▶ Exercise task
Reproduce each line from the records that holds "tierra".

---*---

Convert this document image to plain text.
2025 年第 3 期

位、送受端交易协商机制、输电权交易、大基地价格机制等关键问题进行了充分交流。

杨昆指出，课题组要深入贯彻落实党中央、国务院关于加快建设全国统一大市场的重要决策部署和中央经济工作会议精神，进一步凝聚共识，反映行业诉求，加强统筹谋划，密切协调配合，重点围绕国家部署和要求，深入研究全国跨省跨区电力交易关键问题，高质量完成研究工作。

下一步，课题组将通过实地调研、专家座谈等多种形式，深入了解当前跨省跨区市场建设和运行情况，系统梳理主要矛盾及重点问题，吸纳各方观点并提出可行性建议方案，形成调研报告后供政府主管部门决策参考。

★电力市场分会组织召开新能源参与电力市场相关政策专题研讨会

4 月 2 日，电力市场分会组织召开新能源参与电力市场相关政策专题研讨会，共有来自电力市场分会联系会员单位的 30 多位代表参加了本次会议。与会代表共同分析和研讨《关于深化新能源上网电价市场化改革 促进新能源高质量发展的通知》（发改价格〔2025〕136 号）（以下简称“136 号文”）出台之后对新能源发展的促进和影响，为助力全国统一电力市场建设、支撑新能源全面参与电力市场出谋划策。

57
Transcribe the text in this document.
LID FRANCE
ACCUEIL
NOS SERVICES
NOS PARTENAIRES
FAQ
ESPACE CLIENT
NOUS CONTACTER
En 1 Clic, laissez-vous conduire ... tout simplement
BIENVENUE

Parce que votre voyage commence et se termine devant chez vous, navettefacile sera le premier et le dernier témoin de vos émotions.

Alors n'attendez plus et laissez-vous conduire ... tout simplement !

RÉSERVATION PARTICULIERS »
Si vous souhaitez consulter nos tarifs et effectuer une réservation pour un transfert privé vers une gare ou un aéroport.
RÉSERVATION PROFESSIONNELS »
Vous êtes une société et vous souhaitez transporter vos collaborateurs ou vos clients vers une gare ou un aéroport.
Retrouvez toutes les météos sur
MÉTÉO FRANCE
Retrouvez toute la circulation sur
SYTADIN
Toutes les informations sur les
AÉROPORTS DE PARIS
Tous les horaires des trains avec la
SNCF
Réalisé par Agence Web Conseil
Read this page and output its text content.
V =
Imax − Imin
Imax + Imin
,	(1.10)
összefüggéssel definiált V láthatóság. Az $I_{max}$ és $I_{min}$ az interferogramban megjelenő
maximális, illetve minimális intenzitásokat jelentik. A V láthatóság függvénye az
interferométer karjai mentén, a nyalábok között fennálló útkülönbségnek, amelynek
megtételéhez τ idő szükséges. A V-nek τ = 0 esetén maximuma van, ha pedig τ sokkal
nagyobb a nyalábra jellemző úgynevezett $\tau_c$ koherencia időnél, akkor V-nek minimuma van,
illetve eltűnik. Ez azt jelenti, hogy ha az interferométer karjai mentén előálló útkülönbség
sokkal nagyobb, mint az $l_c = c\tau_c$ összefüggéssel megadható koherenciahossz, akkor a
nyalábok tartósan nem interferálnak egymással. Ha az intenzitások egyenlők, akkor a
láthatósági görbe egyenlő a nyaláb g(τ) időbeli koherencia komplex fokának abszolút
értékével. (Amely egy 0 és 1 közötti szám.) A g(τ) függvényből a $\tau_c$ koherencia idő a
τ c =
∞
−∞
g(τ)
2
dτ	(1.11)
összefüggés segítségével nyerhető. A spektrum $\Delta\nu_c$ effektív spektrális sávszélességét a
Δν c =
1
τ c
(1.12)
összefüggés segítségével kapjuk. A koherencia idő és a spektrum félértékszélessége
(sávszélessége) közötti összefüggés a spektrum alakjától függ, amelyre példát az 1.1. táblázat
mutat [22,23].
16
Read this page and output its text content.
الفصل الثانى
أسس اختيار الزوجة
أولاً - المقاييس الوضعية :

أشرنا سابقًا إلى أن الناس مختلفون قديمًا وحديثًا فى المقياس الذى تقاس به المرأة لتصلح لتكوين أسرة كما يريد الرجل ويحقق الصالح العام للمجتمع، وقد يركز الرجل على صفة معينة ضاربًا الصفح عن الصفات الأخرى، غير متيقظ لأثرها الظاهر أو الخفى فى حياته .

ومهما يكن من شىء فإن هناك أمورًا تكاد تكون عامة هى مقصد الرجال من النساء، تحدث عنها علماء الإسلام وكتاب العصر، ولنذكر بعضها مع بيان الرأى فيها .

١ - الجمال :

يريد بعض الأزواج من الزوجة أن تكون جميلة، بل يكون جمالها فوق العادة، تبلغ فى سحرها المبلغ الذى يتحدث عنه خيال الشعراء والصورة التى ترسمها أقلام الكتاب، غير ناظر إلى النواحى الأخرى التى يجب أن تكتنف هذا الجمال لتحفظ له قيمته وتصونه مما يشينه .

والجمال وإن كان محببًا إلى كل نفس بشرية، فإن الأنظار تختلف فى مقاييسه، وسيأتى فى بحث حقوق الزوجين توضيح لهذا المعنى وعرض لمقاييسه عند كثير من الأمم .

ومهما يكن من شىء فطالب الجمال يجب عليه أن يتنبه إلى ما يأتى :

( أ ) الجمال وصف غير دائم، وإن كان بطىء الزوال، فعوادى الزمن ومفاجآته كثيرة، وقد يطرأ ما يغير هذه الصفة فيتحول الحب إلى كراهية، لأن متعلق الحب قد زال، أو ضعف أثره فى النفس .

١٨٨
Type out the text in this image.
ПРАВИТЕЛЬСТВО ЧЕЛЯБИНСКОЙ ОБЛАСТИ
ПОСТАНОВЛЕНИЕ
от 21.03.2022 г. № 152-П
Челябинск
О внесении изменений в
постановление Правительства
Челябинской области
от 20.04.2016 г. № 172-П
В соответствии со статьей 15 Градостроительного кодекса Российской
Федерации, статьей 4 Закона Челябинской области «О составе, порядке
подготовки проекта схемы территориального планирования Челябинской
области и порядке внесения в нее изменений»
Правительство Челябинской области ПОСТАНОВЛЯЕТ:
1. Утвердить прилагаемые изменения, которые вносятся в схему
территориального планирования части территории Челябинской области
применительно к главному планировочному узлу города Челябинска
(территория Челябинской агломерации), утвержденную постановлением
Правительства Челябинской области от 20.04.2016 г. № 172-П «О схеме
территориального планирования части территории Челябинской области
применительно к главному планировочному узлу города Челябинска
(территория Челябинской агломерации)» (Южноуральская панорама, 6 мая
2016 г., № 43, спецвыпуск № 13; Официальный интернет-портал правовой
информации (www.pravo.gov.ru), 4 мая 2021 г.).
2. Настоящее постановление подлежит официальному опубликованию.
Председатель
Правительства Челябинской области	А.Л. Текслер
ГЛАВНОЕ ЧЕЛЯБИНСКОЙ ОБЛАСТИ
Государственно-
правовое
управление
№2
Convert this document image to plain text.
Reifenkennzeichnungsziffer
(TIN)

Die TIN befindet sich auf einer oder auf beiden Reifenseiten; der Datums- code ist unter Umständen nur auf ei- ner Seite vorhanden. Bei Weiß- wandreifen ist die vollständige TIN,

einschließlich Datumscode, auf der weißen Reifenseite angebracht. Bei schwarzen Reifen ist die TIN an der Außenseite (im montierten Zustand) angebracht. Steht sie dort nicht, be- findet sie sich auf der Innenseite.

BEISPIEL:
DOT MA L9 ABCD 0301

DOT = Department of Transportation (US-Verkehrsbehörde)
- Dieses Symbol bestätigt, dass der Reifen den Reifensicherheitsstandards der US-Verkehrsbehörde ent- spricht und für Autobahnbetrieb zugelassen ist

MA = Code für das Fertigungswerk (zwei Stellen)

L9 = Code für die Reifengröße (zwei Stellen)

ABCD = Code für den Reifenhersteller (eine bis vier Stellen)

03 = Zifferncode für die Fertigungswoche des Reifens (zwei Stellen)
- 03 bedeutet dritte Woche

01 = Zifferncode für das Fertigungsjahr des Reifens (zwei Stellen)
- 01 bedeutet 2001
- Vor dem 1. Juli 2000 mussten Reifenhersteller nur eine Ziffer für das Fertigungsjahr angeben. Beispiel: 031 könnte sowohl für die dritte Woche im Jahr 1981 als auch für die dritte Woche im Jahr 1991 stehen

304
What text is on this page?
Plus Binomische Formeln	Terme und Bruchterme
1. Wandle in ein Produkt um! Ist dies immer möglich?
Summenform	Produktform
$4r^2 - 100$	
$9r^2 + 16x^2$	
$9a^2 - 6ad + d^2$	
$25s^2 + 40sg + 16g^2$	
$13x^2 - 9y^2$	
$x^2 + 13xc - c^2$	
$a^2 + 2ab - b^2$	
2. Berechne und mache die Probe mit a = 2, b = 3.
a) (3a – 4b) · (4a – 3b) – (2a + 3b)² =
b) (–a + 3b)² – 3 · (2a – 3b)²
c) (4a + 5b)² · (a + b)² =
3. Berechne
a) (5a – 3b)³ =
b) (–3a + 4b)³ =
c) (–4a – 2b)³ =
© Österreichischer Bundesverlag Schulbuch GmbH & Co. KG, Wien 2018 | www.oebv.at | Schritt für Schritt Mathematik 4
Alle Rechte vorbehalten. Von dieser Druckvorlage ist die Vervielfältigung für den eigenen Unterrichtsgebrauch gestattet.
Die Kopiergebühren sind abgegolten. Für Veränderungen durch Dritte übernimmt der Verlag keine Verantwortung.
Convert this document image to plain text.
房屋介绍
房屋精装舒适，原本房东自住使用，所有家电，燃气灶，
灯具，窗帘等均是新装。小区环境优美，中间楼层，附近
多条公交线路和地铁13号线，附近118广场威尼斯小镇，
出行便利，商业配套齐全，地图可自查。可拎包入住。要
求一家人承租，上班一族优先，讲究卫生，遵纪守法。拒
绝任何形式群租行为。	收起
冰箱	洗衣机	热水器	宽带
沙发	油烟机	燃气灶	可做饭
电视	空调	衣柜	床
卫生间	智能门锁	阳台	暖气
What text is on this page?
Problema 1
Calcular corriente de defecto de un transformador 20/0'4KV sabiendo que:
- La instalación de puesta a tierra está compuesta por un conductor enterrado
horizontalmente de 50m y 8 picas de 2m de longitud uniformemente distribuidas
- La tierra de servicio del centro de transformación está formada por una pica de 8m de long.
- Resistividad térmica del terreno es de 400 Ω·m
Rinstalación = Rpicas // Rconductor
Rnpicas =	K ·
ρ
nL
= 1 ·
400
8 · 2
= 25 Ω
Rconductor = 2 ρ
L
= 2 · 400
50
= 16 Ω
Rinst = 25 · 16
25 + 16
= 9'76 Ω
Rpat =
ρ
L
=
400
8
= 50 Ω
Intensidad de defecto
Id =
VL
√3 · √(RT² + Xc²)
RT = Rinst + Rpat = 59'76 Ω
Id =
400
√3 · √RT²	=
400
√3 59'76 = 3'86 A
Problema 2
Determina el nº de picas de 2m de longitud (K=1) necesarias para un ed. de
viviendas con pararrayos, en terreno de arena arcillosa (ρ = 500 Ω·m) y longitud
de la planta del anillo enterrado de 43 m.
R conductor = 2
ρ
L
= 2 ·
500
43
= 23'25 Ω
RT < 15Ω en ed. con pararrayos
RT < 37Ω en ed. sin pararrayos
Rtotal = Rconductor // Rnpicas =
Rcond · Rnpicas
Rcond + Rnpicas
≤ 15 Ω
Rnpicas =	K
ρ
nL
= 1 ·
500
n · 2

---*---

▶ Output of the exercise
- La instalación de puesta a tierra está compuesta por un conductor enterrado
- La tierra de servicio del centro de transformación está formada por una pica de 8m de long.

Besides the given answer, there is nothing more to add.